____ Available records

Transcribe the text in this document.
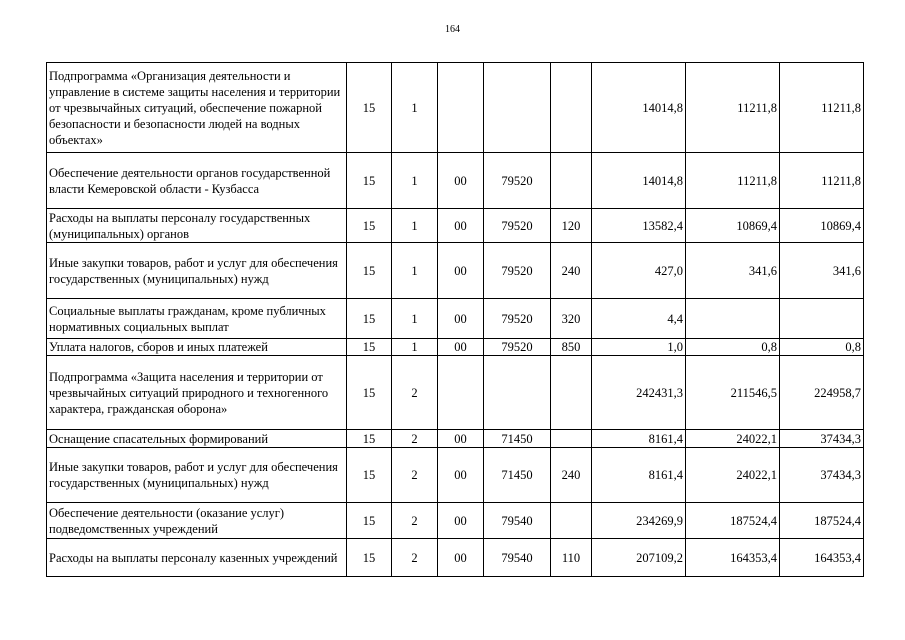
164
Подпрограмма «Организация деятельности и управление в системе защиты населения и территории от чрезвычайных ситуаций, обеспечение пожарной безопасности и безопасности людей на водных объектах»	15	1				14014,8	11211,8	11211,8
Обеспечение деятельности органов государственной власти Кемеровской области - Кузбасса	15	1	00	79520		14014,8	11211,8	11211,8
Расходы на выплаты персоналу государственных (муниципальных) органов	15	1	00	79520	120	13582,4	10869,4	10869,4
Иные закупки товаров, работ и услуг для обеспечения государственных (муниципальных) нужд	15	1	00	79520	240	427,0	341,6	341,6
Социальные выплаты гражданам, кроме публичных нормативных социальных выплат	15	1	00	79520	320	4,4		
Уплата налогов, сборов и иных платежей	15	1	00	79520	850	1,0	0,8	0,8
Подпрограмма «Защита населения и территории от чрезвычайных ситуаций природного и техногенного характера, гражданская оборона»	15	2				242431,3	211546,5	224958,7
Оснащение спасательных формирований	15	2	00	71450		8161,4	24022,1	37434,3
Иные закупки товаров, работ и услуг для обеспечения государственных (муниципальных) нужд	15	2	00	71450	240	8161,4	24022,1	37434,3
Обеспечение деятельности (оказание услуг) подведомственных учреждений	15	2	00	79540		234269,9	187524,4	187524,4
Расходы на выплаты персоналу казенных учреждений	15	2	00	79540	110	207109,2	164353,4	164353,4
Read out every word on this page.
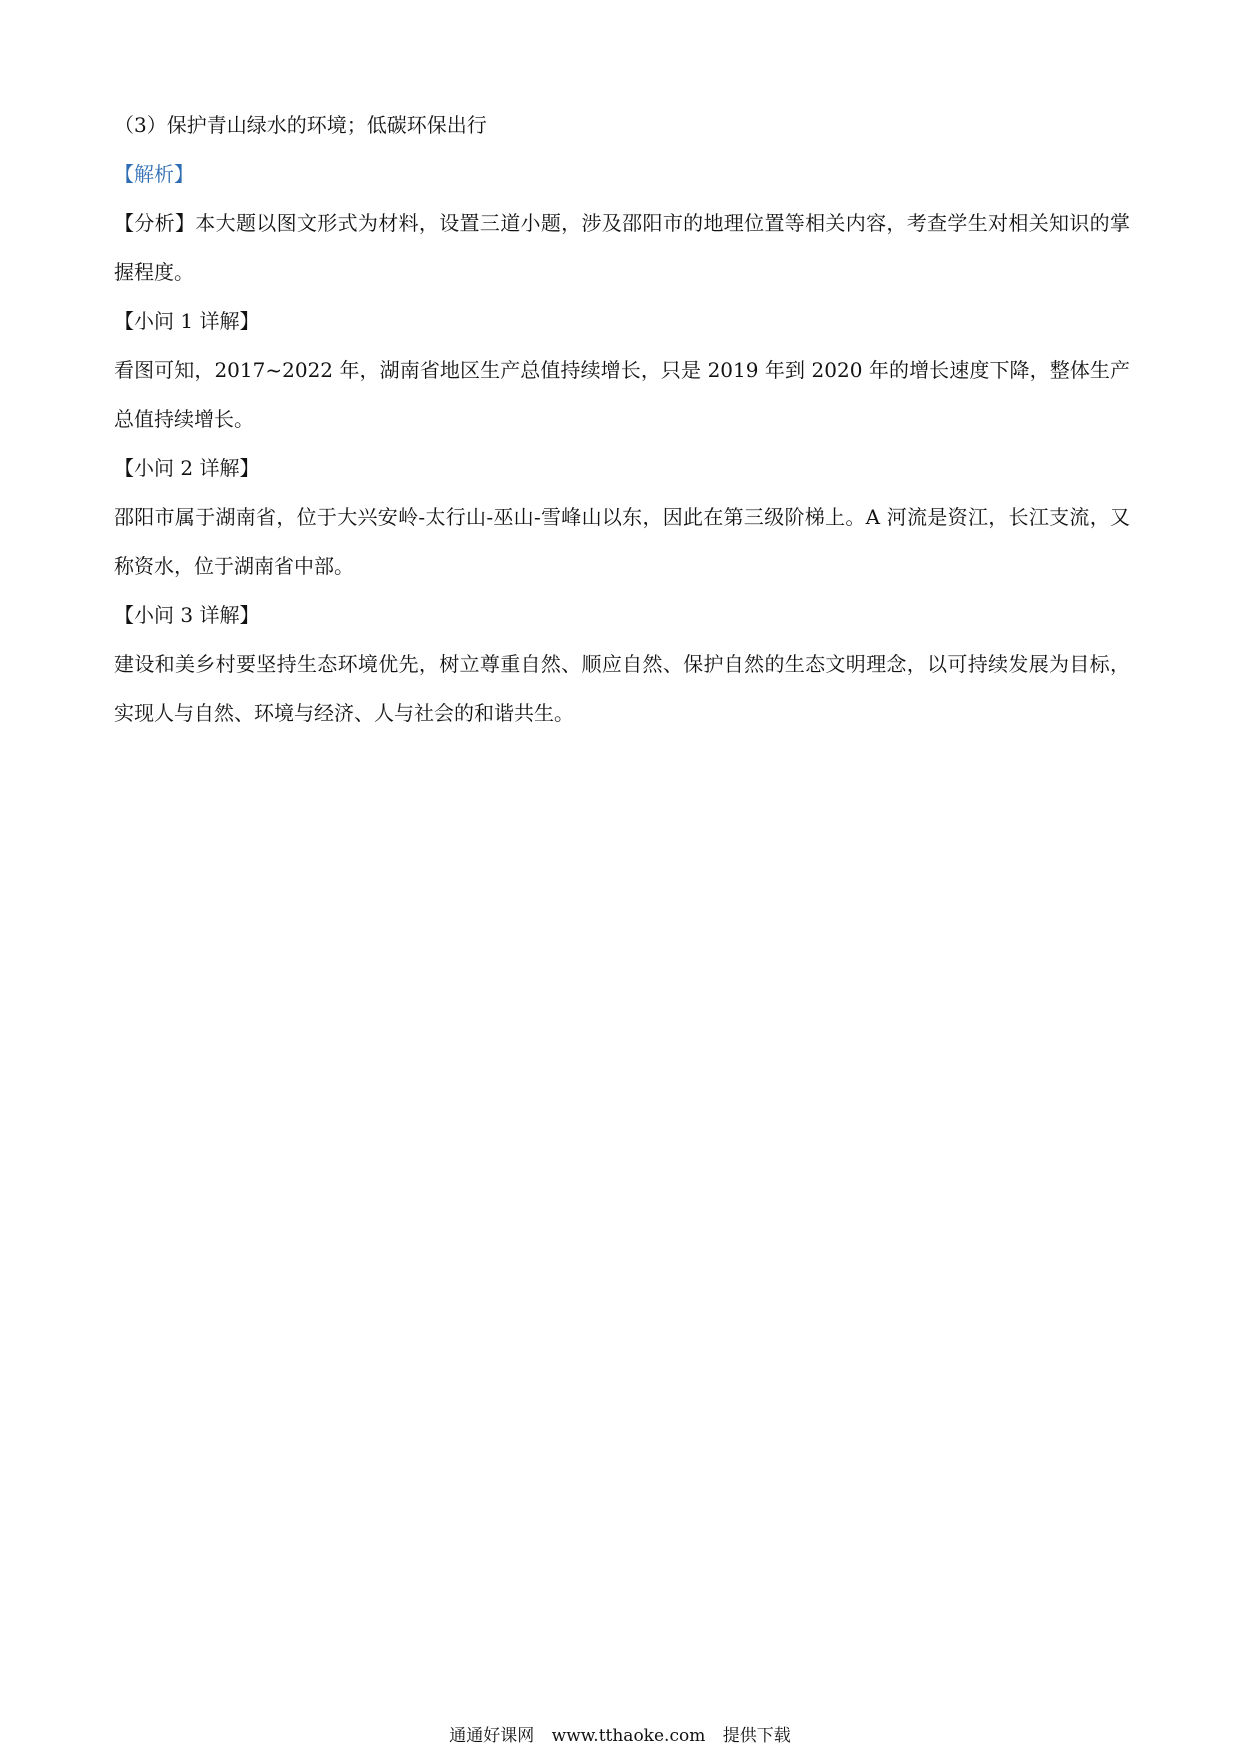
（3）保护青山绿水的环境；低碳环保出行

【解析】

【分析】本大题以图文形式为材料，设置三道小题，涉及邵阳市的地理位置等相关内容，考查学生对相关知识的掌握程度。

【小问 1 详解】

看图可知，2017~2022 年，湖南省地区生产总值持续增长，只是 2019 年到 2020 年的增长速度下降，整体生产总值持续增长。

【小问 2 详解】

邵阳市属于湖南省，位于大兴安岭-太行山-巫山-雪峰山以东，因此在第三级阶梯上。A 河流是资江，长江支流，又称资水，位于湖南省中部。

【小问 3 详解】

建设和美乡村要坚持生态环境优先，树立尊重自然、顺应自然、保护自然的生态文明理念，以可持续发展为目标，实现人与自然、环境与经济、人与社会的和谐共生。

通通好课网 www.tthaoke.com 提供下载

________

Produce an exact copy of each line of data, skipping embedded images.

Transcribe the text in this document.
164
Подпрограмма «Организация деятельности и управление в системе защиты населения и территории от чрезвычайных ситуаций, обеспечение пожарной безопасности и безопасности людей на водных объектах»	15	1				14014,8	11211,8	11211,8
Обеспечение деятельности органов государственной власти Кемеровской области - Кузбасса	15	1	00	79520		14014,8	11211,8	11211,8
Расходы на выплаты персоналу государственных (муниципальных) органов	15	1	00	79520	120	13582,4	10869,4	10869,4
Иные закупки товаров, работ и услуг для обеспечения государственных (муниципальных) нужд	15	1	00	79520	240	427,0	341,6	341,6
Социальные выплаты гражданам, кроме публичных нормативных социальных выплат	15	1	00	79520	320	4,4		
Уплата налогов, сборов и иных платежей	15	1	00	79520	850	1,0	0,8	0,8
Подпрограмма «Защита населения и территории от чрезвычайных ситуаций природного и техногенного характера, гражданская оборона»	15	2				242431,3	211546,5	224958,7
Оснащение спасательных формирований	15	2	00	71450		8161,4	24022,1	37434,3
Иные закупки товаров, работ и услуг для обеспечения государственных (муниципальных) нужд	15	2	00	71450	240	8161,4	24022,1	37434,3
Обеспечение деятельности (оказание услуг) подведомственных учреждений	15	2	00	79540		234269,9	187524,4	187524,4
Расходы на выплаты персоналу казенных учреждений	15	2	00	79540	110	207109,2	164353,4	164353,4
Read out every word on this page.
（3）保护青山绿水的环境；低碳环保出行

【解析】

【分析】本大题以图文形式为材料，设置三道小题，涉及邵阳市的地理位置等相关内容，考查学生对相关知识的掌握程度。

【小问 1 详解】

看图可知，2017~2022 年，湖南省地区生产总值持续增长，只是 2019 年到 2020 年的增长速度下降，整体生产总值持续增长。

【小问 2 详解】

邵阳市属于湖南省，位于大兴安岭-太行山-巫山-雪峰山以东，因此在第三级阶梯上。A 河流是资江，长江支流，又称资水，位于湖南省中部。

【小问 3 详解】

建设和美乡村要坚持生态环境优先，树立尊重自然、顺应自然、保护自然的生态文明理念，以可持续发展为目标，实现人与自然、环境与经济、人与社会的和谐共生。

通通好课网 www.tthaoke.com 提供下载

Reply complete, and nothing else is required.